Using the material below, copy every line where "coordinate" appears.

•••

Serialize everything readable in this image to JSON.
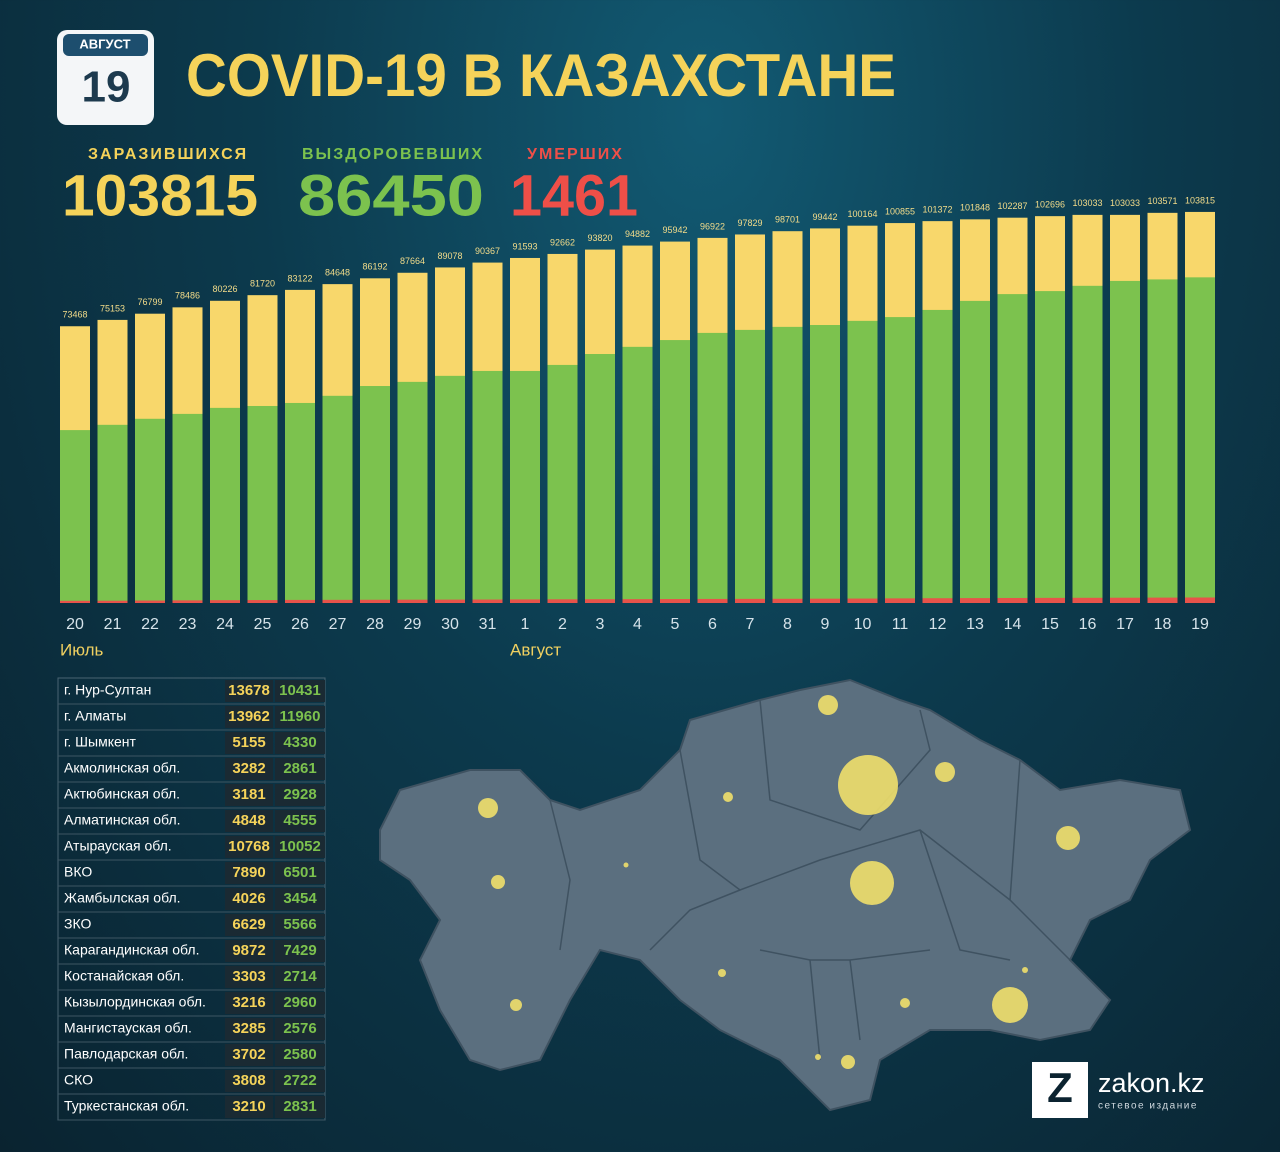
{
  "badge": {
    "month": "АВГУСТ",
    "day": "19"
  },
  "chart_data": {
    "type": "bar",
    "title": "COVID-19 В КАЗАХСТАНЕ",
    "stacking": "overlay",
    "categories": [
      "20",
      "21",
      "22",
      "23",
      "24",
      "25",
      "26",
      "27",
      "28",
      "29",
      "30",
      "31",
      "1",
      "2",
      "3",
      "4",
      "5",
      "6",
      "7",
      "8",
      "9",
      "10",
      "11",
      "12",
      "13",
      "14",
      "15",
      "16",
      "17",
      "18",
      "19"
    ],
    "month_groups": [
      {
        "label": "Июль",
        "first": "20"
      },
      {
        "label": "Август",
        "first": "1"
      }
    ],
    "series": [
      {
        "name": "ЗАРАЗИВШИХСЯ",
        "color": "#f8d76b",
        "values": [
          73468,
          75153,
          76799,
          78486,
          80226,
          81720,
          83122,
          84648,
          86192,
          87664,
          89078,
          90367,
          91593,
          92662,
          93820,
          94882,
          95942,
          96922,
          97829,
          98701,
          99442,
          100164,
          100855,
          101372,
          101848,
          102287,
          102696,
          103033,
          103033,
          103571,
          103815
        ]
      },
      {
        "name": "ВЫЗДОРОВЕВШИХ",
        "color": "#7cc24e",
        "values": [
          45900,
          47300,
          48900,
          50200,
          51800,
          52300,
          53100,
          55000,
          57600,
          58700,
          60300,
          61600,
          61600,
          63200,
          66100,
          68000,
          69800,
          71700,
          72500,
          73300,
          73800,
          74900,
          75900,
          77800,
          80200,
          82000,
          82800,
          84200,
          85500,
          85900,
          86450
        ]
      },
      {
        "name": "УМЕРШИХ",
        "color": "#e8534a",
        "values": [
          585,
          600,
          650,
          700,
          750,
          780,
          820,
          840,
          860,
          880,
          900,
          920,
          950,
          980,
          1000,
          1020,
          1050,
          1080,
          1100,
          1120,
          1150,
          1180,
          1230,
          1270,
          1300,
          1330,
          1360,
          1380,
          1400,
          1430,
          1461
        ]
      }
    ]
  },
  "table": {
    "rows": [
      [
        "г. Нур-Султан",
        13678,
        10431
      ],
      [
        "г. Алматы",
        13962,
        11960
      ],
      [
        "г. Шымкент",
        5155,
        4330
      ],
      [
        "Акмолинская обл.",
        3282,
        2861
      ],
      [
        "Актюбинская обл.",
        3181,
        2928
      ],
      [
        "Алматинская обл.",
        4848,
        4555
      ],
      [
        "Атырауская обл.",
        10768,
        10052
      ],
      [
        "ВКО",
        7890,
        6501
      ],
      [
        "Жамбылская обл.",
        4026,
        3454
      ],
      [
        "ЗКО",
        6629,
        5566
      ],
      [
        "Карагандинская обл.",
        9872,
        7429
      ],
      [
        "Костанайская обл.",
        3303,
        2714
      ],
      [
        "Кызылординская обл.",
        3216,
        2960
      ],
      [
        "Мангистауская обл.",
        3285,
        2576
      ],
      [
        "Павлодарская обл.",
        3702,
        2580
      ],
      [
        "СКО",
        3808,
        2722
      ],
      [
        "Туркестанская обл.",
        3210,
        2831
      ]
    ]
  },
  "logo": {
    "mark": "Z",
    "name": "zakon.kz",
    "tagline": "сетевое издание"
  }
}
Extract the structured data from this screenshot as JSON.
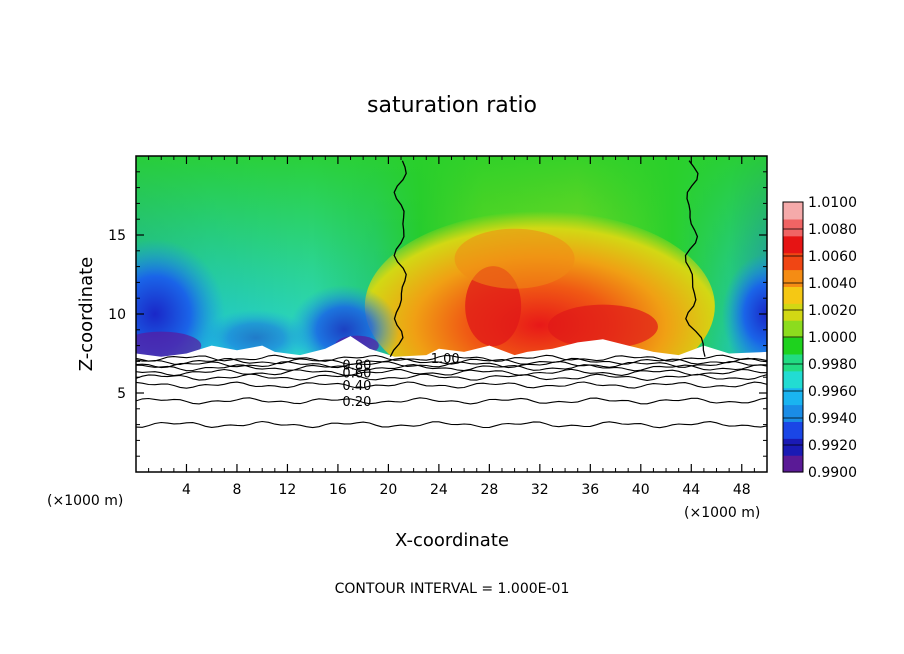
{
  "chart_data": {
    "type": "heatmap",
    "title": "saturation ratio",
    "xlabel": "X-coordinate",
    "ylabel": "Z-coordinate",
    "x_unit": "(×1000 m)",
    "footer": "CONTOUR INTERVAL = 1.000E-01",
    "xlim": [
      0,
      50
    ],
    "ylim": [
      0,
      20
    ],
    "x_ticks": [
      4,
      8,
      12,
      16,
      20,
      24,
      28,
      32,
      36,
      40,
      44,
      48
    ],
    "y_ticks": [
      5,
      10,
      15
    ],
    "colorbar": {
      "min": 0.99,
      "max": 1.01,
      "labels": [
        "0.9900",
        "0.9920",
        "0.9940",
        "0.9960",
        "0.9980",
        "1.0000",
        "1.0020",
        "1.0040",
        "1.0060",
        "1.0080",
        "1.0100"
      ]
    },
    "contour_lines": [
      {
        "label": "0.20",
        "level": 0.2,
        "z": 4.5
      },
      {
        "label": "0.40",
        "level": 0.4,
        "z": 5.5
      },
      {
        "label": "0.60",
        "level": 0.6,
        "z": 6.3
      },
      {
        "label": "0.80",
        "level": 0.8,
        "z": 6.8
      },
      {
        "label": "1.00",
        "level": 1.0,
        "z": 7.2
      }
    ],
    "extra_contour_levels_z": [
      3.0,
      6.0,
      6.6,
      7.0
    ],
    "contour_1_00_vertical_x": [
      21,
      44
    ],
    "field_samples": [
      {
        "x": 3,
        "z": 15,
        "value": 0.9965
      },
      {
        "x": 10,
        "z": 12,
        "value": 0.996
      },
      {
        "x": 17,
        "z": 10,
        "value": 0.9955
      },
      {
        "x": 18.5,
        "z": 8,
        "value": 0.9925
      },
      {
        "x": 28.5,
        "z": 11,
        "value": 1.0065
      },
      {
        "x": 37,
        "z": 9,
        "value": 1.006
      },
      {
        "x": 30,
        "z": 14,
        "value": 1.0045
      },
      {
        "x": 46,
        "z": 15,
        "value": 0.998
      },
      {
        "x": 49,
        "z": 9,
        "value": 0.9935
      }
    ]
  }
}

•••

- WRITTEN ANSWER
    "xlabel": "X-coordinate",
    "ylabel": "Z-coordinate",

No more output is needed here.